Your goal → Pull every line of the entries that has the word "biztosítása".

• • • • •

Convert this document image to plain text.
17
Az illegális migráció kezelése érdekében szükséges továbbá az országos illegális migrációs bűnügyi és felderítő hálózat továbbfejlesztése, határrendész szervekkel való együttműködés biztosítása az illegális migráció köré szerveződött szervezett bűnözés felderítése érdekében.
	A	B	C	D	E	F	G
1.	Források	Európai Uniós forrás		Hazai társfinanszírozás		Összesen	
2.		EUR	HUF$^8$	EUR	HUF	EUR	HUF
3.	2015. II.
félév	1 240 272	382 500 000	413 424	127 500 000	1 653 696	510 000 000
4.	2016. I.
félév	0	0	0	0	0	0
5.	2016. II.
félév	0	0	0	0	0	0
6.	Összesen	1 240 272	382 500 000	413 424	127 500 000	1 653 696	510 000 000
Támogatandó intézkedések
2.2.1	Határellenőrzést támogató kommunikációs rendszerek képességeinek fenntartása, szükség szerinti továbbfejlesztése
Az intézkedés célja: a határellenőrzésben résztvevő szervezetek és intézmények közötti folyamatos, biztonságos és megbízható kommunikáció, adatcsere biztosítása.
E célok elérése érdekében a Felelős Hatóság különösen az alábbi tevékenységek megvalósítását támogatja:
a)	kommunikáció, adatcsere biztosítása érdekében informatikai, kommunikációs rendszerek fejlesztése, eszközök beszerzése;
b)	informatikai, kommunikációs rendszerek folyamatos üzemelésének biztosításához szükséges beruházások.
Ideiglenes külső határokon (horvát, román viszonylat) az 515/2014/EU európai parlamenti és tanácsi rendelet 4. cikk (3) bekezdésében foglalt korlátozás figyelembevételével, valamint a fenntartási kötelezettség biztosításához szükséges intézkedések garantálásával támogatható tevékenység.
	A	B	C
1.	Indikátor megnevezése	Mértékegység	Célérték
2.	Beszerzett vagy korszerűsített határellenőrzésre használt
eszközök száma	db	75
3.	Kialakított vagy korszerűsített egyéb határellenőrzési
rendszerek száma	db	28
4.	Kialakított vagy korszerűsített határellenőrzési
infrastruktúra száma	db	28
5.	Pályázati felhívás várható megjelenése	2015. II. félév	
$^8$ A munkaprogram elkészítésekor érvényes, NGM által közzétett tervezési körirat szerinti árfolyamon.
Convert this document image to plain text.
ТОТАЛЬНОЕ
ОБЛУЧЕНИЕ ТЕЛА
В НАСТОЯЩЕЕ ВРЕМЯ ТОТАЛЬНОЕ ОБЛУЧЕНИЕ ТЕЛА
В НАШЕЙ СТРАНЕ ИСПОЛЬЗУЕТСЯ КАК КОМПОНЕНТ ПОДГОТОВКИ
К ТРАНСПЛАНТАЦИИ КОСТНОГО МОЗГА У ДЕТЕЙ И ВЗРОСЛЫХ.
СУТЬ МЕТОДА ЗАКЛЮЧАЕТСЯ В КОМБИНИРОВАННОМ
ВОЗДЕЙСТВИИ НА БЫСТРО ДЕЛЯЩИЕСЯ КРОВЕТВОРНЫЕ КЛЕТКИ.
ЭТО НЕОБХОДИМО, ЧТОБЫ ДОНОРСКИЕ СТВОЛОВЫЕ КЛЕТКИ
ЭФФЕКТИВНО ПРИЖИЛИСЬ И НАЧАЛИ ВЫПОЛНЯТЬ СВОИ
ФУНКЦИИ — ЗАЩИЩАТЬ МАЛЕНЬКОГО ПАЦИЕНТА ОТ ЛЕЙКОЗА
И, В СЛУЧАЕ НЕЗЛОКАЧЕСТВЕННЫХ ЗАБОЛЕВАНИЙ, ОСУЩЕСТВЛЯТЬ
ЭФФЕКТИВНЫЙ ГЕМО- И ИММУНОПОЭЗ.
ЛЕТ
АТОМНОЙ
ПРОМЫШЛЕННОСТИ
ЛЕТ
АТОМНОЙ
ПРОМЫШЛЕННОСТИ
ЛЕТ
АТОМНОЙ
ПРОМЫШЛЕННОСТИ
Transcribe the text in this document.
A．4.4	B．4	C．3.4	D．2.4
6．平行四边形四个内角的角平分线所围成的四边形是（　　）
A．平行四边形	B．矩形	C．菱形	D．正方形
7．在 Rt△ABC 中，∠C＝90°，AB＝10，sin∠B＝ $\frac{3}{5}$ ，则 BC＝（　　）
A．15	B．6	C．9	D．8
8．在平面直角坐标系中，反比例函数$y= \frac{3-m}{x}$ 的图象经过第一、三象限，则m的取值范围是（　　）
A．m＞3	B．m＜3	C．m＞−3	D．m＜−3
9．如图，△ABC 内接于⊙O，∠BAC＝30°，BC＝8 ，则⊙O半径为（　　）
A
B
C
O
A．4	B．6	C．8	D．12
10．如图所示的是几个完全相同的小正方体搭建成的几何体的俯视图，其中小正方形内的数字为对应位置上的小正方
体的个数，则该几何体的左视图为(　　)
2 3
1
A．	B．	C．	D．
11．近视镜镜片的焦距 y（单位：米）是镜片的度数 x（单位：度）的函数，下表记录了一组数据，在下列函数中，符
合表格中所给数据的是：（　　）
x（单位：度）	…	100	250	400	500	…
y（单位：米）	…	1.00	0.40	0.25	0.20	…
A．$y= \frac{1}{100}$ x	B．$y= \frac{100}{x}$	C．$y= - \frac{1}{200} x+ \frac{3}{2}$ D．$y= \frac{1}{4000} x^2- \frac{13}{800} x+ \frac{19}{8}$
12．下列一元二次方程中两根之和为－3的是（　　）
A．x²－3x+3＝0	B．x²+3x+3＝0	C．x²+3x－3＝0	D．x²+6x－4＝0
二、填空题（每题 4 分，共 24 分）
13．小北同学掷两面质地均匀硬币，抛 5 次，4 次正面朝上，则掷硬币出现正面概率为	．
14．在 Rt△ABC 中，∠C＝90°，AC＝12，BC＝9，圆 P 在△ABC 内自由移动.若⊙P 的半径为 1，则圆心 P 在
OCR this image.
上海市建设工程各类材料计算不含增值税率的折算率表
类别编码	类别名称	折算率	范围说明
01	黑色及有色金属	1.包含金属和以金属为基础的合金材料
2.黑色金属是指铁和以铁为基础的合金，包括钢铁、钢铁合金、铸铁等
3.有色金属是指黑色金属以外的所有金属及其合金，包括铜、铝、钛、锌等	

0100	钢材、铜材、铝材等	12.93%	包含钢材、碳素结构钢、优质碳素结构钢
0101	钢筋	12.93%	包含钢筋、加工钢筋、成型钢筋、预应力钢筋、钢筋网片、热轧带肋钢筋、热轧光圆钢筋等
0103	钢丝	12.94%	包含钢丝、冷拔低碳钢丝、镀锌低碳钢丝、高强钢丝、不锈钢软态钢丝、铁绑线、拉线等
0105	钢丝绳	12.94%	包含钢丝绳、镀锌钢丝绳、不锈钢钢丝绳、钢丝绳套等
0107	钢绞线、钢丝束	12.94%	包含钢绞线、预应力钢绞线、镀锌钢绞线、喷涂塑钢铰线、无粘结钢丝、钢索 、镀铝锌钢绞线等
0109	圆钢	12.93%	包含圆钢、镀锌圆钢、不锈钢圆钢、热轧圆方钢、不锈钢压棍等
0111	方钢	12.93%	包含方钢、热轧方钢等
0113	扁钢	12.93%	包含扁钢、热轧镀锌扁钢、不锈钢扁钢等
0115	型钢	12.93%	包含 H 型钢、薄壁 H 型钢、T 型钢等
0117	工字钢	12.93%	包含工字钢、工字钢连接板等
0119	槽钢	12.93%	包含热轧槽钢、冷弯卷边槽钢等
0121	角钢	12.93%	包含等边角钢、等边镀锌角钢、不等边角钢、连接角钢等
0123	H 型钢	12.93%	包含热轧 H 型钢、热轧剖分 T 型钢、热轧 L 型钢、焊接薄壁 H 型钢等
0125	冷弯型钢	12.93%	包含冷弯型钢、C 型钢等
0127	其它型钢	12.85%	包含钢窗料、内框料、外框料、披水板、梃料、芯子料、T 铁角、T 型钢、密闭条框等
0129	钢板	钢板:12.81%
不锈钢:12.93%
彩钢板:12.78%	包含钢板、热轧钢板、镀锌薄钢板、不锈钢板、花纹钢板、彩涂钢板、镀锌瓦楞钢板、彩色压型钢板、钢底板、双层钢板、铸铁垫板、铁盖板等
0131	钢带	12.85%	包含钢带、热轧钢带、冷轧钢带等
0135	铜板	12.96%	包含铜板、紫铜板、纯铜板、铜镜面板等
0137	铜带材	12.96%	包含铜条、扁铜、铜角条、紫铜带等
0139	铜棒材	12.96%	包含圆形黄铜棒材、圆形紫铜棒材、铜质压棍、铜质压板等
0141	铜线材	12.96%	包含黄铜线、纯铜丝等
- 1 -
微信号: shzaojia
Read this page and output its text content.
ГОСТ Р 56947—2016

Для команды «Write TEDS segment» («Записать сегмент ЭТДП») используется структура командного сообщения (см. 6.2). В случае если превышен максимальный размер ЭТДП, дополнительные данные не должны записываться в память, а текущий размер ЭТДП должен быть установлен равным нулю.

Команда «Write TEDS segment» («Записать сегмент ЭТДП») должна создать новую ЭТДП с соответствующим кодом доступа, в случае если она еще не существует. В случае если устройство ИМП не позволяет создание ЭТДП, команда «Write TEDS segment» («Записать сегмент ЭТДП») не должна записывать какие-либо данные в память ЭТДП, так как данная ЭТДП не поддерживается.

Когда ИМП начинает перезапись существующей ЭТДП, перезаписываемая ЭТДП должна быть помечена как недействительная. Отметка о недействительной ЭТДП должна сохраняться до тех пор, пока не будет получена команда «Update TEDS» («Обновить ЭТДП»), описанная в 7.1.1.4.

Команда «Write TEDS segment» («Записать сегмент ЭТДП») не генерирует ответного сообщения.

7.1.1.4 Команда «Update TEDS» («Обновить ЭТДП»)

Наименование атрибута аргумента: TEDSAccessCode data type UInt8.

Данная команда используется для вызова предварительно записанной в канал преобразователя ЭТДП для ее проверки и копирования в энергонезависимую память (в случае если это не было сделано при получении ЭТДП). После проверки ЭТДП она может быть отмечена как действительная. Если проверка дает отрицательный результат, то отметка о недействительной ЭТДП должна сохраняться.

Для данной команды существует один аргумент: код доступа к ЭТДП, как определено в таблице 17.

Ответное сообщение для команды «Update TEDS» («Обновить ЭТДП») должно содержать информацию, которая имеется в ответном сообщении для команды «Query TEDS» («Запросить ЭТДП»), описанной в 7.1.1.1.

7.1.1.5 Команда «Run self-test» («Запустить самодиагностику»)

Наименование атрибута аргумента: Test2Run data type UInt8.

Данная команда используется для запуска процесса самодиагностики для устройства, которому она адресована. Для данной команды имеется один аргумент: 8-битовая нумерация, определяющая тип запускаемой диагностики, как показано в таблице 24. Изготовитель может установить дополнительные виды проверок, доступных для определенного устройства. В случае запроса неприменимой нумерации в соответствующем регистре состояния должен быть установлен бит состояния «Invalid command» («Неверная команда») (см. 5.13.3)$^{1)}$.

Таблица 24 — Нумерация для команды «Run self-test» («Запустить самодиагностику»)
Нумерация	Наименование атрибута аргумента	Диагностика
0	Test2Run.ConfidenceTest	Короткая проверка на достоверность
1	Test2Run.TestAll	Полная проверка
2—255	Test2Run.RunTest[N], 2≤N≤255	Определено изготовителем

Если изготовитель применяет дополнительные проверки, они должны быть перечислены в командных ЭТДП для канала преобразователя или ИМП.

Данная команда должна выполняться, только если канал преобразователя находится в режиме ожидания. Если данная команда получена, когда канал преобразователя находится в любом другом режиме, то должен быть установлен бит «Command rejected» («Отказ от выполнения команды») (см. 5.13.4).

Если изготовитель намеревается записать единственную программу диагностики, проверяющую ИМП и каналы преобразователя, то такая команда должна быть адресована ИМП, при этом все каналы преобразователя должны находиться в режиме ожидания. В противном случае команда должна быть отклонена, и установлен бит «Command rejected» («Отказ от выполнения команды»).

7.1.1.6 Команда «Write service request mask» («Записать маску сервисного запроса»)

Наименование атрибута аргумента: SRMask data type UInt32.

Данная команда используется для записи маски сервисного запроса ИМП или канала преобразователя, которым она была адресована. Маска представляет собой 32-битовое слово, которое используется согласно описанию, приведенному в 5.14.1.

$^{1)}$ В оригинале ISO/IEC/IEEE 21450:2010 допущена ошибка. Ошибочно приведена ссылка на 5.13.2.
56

• • • • •

Output for this task →
Az illegális migráció kezelése érdekében szükséges továbbá az országos illegális migrációs bűnügyi és felderítő hálózat továbbfejlesztése, határrendész szervekkel való együttműködés biztosítása az illegális migráció köré szerveződött szervezett bűnözés felderítése érdekében.
Az intézkedés célja: a határellenőrzésben résztvevő szervezetek és intézmények közötti folyamatos, biztonságos és megbízható kommunikáció, adatcsere biztosítása.
a)	kommunikáció, adatcsere biztosítása érdekében informatikai, kommunikációs rendszerek fejlesztése, eszközök beszerzése;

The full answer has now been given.